▶ **What you are asked to do**: Check every line of the material below for the string "verilen", and return the ones that have it.

▶ **Listing**:
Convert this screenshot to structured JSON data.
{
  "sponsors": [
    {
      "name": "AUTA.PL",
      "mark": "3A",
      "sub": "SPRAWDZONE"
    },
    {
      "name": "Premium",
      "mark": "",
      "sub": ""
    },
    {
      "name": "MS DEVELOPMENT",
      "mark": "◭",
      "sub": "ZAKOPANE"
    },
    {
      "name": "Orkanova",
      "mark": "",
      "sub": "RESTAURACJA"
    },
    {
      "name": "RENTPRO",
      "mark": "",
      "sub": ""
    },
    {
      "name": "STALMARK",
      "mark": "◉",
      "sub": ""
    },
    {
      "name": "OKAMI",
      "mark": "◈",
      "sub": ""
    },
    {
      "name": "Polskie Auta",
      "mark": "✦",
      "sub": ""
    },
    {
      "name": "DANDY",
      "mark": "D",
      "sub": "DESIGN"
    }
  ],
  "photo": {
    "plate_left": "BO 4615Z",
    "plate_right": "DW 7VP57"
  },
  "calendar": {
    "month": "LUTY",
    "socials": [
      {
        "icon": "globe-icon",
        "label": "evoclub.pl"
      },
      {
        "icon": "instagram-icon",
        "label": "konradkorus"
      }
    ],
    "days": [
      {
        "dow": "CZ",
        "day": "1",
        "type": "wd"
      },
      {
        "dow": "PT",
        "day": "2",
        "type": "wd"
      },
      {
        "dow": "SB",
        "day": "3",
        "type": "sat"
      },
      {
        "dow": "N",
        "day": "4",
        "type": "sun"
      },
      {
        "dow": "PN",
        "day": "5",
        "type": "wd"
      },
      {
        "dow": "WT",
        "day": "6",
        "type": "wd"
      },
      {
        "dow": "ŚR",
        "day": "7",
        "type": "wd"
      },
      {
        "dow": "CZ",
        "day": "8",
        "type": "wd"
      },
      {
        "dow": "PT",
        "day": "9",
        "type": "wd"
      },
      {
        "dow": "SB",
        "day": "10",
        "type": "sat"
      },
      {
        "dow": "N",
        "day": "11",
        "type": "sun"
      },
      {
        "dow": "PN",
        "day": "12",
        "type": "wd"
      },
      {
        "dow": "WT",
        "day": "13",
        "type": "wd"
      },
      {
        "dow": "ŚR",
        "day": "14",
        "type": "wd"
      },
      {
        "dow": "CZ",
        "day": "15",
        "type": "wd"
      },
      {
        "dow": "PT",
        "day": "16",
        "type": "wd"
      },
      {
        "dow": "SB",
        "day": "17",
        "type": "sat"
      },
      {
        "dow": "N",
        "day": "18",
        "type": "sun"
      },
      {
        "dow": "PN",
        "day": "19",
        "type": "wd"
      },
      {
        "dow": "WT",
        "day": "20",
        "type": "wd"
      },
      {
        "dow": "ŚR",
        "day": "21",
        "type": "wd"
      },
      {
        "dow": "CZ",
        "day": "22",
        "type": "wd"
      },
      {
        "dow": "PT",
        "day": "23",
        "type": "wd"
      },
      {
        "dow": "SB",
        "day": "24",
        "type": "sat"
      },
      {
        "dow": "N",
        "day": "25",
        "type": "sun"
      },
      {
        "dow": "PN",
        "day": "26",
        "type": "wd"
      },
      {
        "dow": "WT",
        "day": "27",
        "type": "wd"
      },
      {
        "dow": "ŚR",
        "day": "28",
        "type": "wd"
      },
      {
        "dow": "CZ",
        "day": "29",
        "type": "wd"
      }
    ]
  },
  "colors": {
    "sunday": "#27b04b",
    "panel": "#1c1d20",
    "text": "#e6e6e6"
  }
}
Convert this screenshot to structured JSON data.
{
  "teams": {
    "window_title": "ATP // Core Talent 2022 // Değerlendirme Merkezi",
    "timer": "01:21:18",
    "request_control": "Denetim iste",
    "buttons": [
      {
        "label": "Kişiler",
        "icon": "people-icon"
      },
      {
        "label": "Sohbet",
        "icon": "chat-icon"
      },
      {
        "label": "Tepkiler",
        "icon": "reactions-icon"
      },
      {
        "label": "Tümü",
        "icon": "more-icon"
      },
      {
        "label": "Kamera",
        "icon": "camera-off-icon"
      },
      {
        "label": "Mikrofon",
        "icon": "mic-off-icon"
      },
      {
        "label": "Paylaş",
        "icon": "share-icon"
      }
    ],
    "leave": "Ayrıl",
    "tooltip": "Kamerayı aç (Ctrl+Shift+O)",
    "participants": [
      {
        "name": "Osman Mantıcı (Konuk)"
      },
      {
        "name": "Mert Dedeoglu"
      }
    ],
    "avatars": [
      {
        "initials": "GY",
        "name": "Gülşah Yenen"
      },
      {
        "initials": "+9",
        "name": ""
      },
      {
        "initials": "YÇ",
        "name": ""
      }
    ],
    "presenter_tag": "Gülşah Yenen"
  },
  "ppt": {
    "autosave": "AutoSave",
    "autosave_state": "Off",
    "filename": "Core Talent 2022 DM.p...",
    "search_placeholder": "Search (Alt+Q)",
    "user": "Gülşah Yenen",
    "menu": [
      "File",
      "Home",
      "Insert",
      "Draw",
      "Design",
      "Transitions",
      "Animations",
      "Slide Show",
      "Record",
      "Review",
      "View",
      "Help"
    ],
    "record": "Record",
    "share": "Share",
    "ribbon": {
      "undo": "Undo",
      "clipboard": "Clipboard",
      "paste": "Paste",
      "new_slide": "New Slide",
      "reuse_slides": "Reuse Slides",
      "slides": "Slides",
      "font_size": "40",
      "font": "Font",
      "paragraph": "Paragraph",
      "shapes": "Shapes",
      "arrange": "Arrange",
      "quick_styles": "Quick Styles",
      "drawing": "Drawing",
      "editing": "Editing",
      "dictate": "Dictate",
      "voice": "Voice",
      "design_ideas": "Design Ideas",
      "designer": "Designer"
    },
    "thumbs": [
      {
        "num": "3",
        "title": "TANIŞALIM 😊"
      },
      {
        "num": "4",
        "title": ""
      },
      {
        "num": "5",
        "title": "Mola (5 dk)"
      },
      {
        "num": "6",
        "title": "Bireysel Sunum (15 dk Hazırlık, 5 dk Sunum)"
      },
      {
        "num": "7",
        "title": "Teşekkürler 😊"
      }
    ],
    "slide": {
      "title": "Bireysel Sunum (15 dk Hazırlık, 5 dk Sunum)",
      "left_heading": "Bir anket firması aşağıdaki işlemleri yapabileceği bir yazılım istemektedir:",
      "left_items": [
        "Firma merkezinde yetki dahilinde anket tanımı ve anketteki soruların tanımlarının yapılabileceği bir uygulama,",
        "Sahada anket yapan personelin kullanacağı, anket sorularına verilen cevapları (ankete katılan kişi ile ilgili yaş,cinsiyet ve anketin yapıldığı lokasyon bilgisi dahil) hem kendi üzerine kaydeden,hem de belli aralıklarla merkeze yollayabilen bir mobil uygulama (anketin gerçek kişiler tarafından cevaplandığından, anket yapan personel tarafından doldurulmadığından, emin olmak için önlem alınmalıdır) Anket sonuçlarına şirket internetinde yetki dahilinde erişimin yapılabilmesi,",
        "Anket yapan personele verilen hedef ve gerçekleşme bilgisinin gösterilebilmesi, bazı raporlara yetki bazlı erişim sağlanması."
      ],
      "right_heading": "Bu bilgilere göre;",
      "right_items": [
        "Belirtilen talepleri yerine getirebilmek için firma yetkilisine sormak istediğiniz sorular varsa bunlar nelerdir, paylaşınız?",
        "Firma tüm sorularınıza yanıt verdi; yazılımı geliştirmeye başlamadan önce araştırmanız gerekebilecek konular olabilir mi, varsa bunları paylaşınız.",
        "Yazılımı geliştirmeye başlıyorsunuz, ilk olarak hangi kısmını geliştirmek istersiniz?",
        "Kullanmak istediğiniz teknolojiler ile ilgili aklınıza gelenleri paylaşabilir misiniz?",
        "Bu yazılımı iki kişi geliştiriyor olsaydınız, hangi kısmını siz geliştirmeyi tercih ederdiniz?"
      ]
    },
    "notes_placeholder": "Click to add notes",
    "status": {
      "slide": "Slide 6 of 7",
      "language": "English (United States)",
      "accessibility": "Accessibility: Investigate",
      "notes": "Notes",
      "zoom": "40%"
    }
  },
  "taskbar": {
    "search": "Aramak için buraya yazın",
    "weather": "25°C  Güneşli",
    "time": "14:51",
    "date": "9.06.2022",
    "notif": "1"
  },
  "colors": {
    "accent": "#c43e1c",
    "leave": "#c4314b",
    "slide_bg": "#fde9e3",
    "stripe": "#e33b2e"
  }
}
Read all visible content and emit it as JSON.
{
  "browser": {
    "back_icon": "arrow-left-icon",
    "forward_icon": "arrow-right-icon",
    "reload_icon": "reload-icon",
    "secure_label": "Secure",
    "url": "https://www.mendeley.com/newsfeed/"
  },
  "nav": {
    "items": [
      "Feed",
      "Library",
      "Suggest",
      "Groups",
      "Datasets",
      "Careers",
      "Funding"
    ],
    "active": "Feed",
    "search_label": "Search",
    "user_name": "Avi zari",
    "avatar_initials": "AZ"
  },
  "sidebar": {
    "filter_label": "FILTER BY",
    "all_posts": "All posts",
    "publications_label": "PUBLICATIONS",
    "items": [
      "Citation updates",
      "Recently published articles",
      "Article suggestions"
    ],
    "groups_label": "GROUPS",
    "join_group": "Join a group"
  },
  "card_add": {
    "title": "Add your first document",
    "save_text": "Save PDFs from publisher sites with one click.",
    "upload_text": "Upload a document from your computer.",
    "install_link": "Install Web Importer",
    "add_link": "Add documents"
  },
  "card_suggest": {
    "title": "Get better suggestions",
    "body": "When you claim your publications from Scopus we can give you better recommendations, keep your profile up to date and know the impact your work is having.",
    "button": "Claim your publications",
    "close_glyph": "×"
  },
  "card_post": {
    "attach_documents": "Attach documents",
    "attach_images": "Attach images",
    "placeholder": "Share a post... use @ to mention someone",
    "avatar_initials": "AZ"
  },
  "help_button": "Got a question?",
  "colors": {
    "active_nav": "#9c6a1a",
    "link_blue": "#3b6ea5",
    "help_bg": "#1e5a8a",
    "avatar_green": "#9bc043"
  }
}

▶ **Response below**:
        "Sahada anket yapan personelin kullanacağı, anket sorularına verilen cevapları (ankete katılan kişi ile ilgili yaş,cinsiyet ve anketin yapıldığı lokasyon bilgisi dahil) hem kendi üzerine kaydeden,hem de belli aralıklarla merkeze yollayabilen bir mobil uygulama (anketin gerçek kişiler tarafından cevaplandığından, anket yapan personel tarafından doldurulmadığından, emin olmak için önlem alınmalıdır) Anket sonuçlarına şirket internetinde yetki dahilinde erişimin yapılabilmesi,",
        "Anket yapan personele verilen hedef ve gerçekleşme bilgisinin gösterilebilmesi, bazı raporlara yetki bazlı erişim sağlanması."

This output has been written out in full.